▶ Work instructions
For each line that holds "status", copy the line out.
---------- Listed entries
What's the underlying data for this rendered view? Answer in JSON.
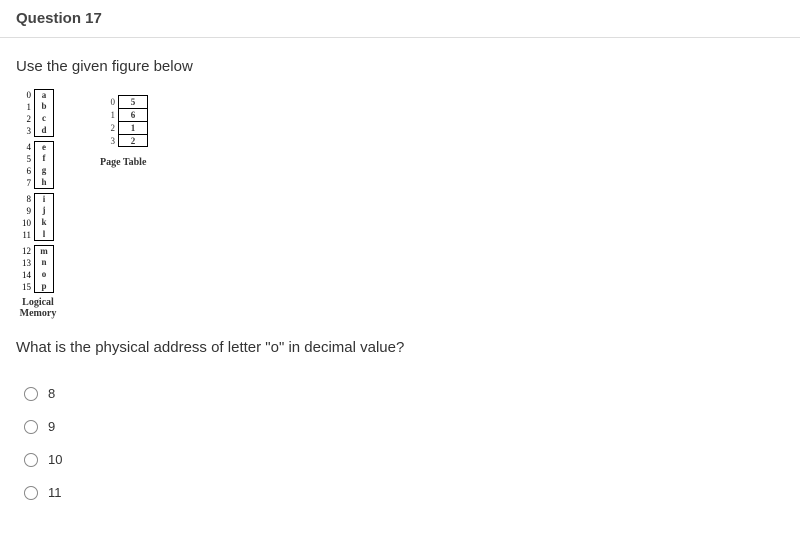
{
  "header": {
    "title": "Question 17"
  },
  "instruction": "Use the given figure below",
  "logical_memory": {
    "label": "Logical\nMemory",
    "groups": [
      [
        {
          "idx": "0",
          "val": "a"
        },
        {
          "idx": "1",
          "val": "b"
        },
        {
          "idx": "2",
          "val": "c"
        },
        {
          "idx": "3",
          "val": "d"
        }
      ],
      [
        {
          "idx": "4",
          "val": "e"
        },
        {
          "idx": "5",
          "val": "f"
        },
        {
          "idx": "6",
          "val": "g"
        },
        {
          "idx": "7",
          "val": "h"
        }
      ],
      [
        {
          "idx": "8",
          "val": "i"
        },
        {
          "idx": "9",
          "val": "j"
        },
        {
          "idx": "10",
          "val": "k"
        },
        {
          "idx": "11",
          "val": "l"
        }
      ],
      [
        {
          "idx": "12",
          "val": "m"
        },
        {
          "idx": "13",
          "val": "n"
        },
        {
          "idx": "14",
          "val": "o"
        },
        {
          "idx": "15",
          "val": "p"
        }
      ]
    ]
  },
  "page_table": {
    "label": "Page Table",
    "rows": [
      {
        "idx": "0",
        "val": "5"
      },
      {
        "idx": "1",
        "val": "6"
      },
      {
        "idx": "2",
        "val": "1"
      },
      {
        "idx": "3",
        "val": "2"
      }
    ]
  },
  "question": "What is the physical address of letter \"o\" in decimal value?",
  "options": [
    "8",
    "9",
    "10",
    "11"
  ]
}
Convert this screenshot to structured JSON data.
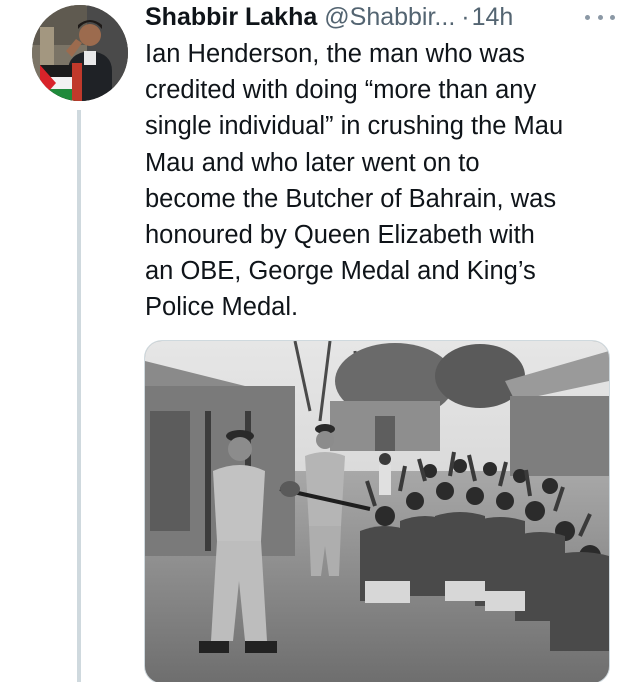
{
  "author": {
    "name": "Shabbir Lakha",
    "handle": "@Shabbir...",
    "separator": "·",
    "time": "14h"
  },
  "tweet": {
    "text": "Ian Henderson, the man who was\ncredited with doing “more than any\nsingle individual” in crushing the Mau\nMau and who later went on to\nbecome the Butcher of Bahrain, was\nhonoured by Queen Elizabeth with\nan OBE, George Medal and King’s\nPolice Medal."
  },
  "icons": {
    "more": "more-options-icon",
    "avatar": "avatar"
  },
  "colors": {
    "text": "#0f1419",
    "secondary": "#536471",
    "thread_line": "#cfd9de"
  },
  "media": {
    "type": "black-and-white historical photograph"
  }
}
--------------------
---------- Listed entries
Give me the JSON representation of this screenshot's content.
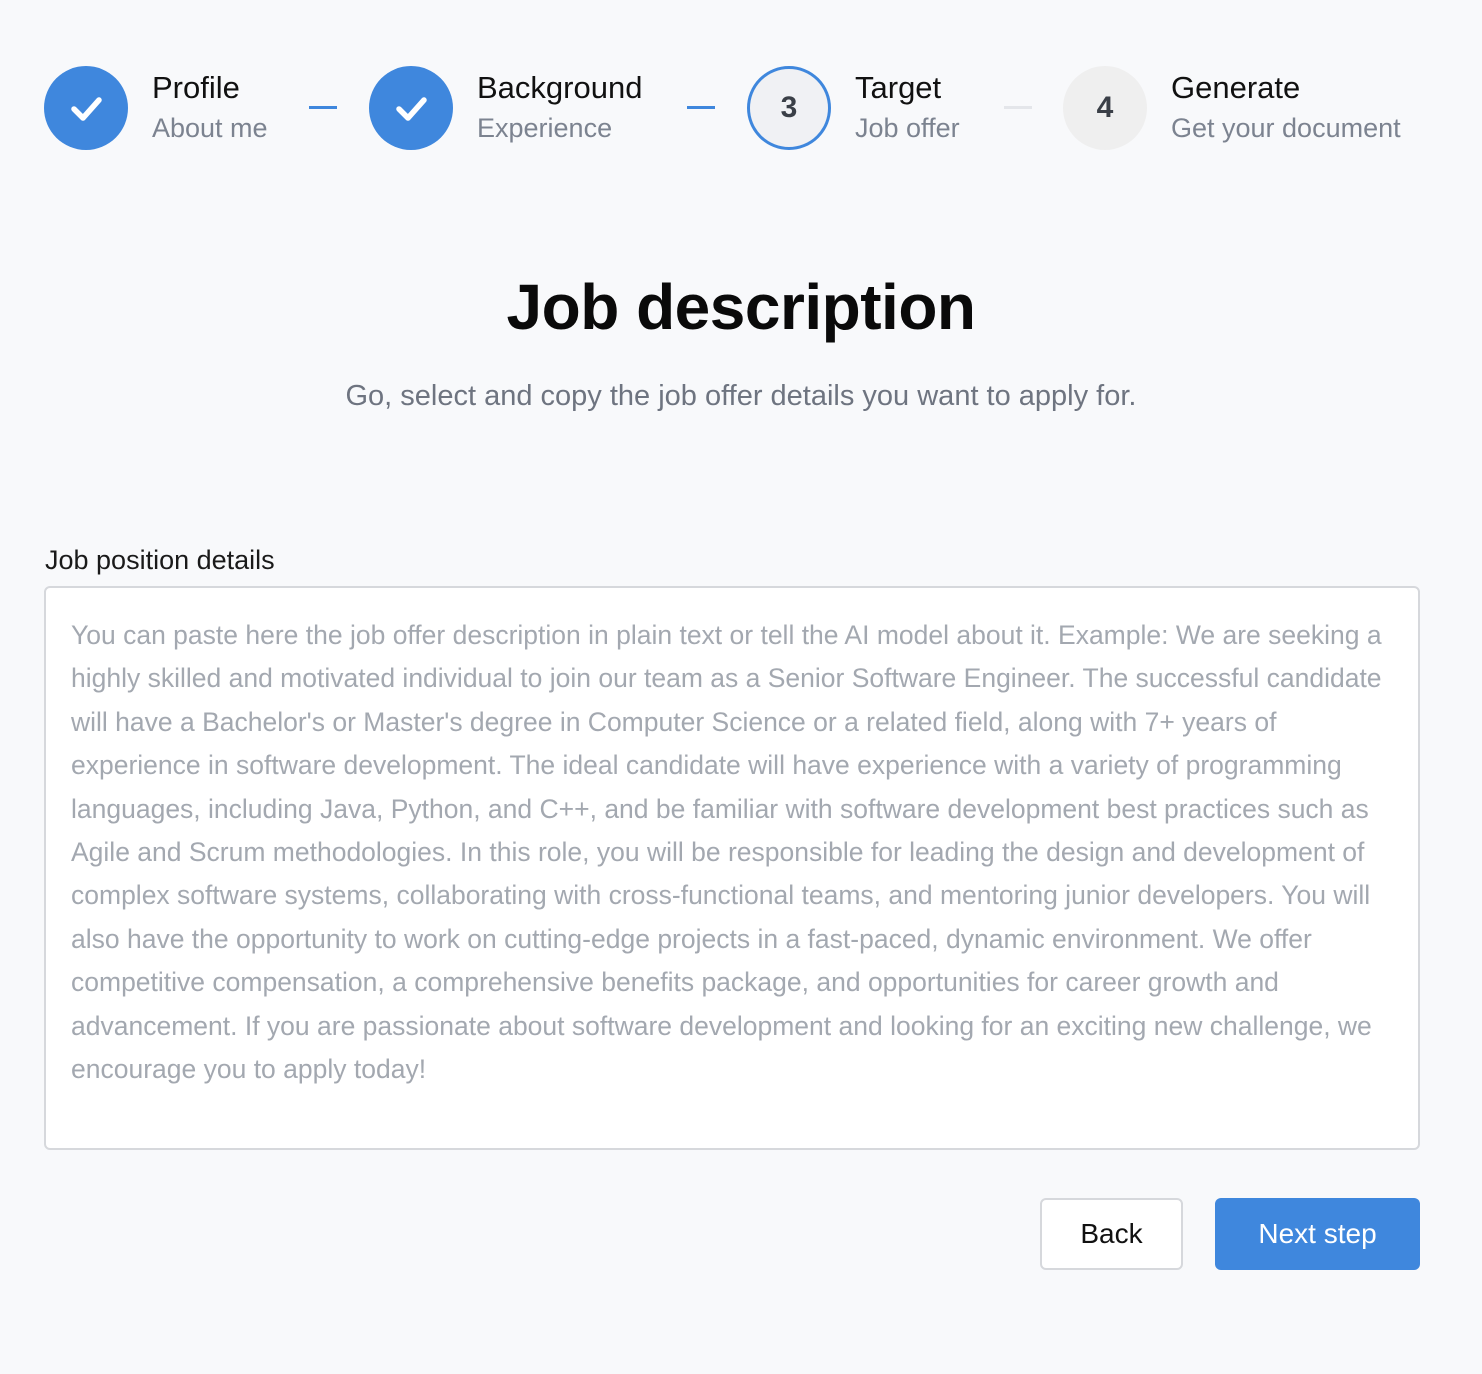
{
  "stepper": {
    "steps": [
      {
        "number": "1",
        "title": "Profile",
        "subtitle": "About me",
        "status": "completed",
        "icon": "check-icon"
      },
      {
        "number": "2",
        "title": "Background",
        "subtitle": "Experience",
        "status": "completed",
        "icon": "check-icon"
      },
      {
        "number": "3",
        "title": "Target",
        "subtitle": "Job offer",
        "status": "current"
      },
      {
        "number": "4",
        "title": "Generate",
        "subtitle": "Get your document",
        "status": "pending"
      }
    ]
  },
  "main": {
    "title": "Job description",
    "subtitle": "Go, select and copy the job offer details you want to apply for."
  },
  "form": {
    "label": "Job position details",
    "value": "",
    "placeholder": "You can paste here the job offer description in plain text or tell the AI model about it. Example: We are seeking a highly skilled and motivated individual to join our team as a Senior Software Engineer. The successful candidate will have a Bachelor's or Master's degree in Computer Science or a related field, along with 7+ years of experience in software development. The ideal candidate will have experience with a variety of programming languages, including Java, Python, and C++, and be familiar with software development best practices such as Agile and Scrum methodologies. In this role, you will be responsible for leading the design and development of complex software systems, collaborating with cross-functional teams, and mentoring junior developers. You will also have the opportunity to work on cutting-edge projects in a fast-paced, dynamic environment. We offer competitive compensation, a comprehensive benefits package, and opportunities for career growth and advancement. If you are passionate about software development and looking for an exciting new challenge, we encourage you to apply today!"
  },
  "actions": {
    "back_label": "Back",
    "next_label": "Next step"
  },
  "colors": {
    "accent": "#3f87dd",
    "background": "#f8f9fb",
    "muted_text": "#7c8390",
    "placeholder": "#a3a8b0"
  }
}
--------------------
---------- Listed entries
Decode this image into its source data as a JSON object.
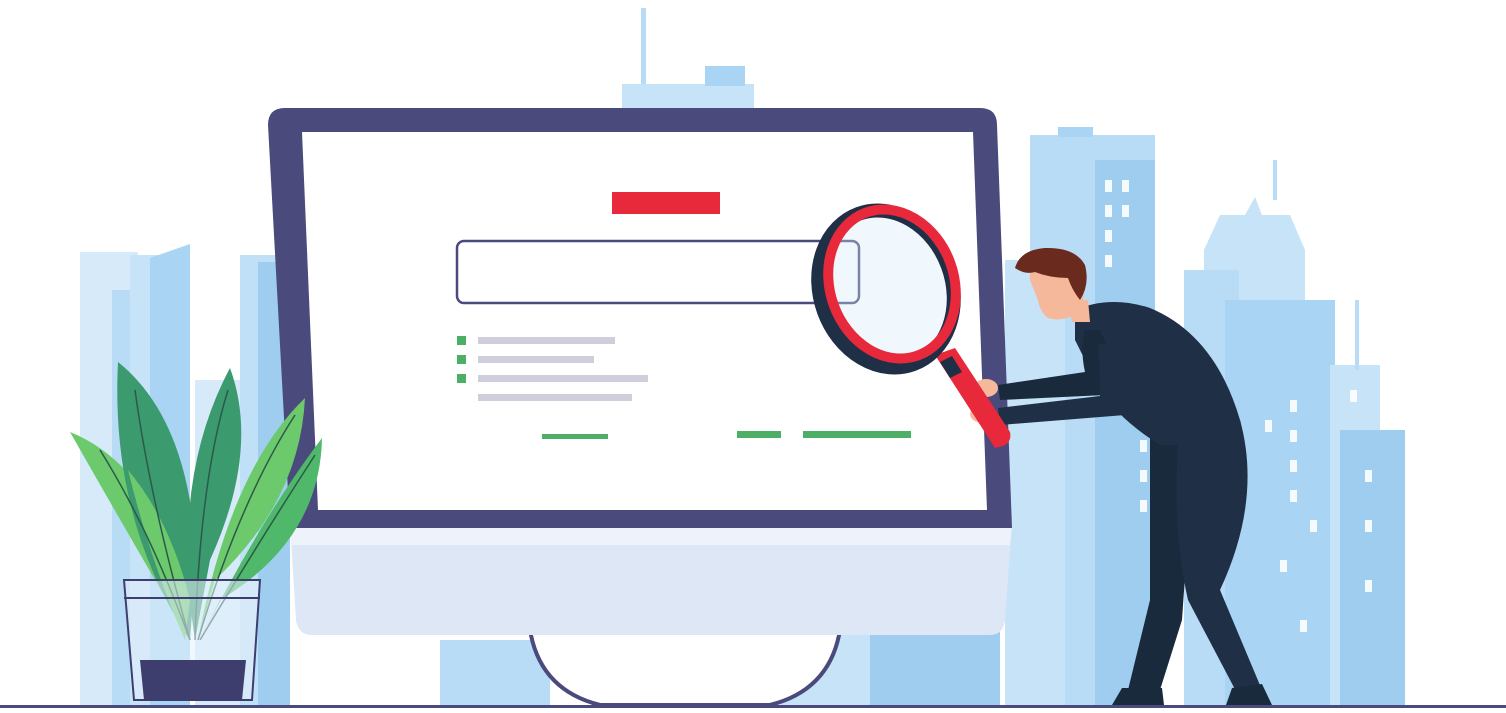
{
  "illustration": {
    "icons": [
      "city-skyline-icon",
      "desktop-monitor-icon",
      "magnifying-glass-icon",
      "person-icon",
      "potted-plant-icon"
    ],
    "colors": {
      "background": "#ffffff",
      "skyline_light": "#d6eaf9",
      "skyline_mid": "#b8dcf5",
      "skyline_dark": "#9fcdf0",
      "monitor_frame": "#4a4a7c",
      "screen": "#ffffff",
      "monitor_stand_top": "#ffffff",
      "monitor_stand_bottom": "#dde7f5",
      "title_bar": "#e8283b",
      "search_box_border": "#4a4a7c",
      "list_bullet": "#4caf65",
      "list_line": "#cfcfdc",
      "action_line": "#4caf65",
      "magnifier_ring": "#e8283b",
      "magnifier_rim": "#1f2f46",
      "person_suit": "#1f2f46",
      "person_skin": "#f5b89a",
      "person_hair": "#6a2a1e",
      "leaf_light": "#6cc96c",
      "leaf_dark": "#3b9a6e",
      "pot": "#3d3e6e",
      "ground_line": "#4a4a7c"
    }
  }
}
--------------------
▶ Reply to the task
        "status": "completed",
        "status": "completed",
        "status": "current"
        "status": "pending"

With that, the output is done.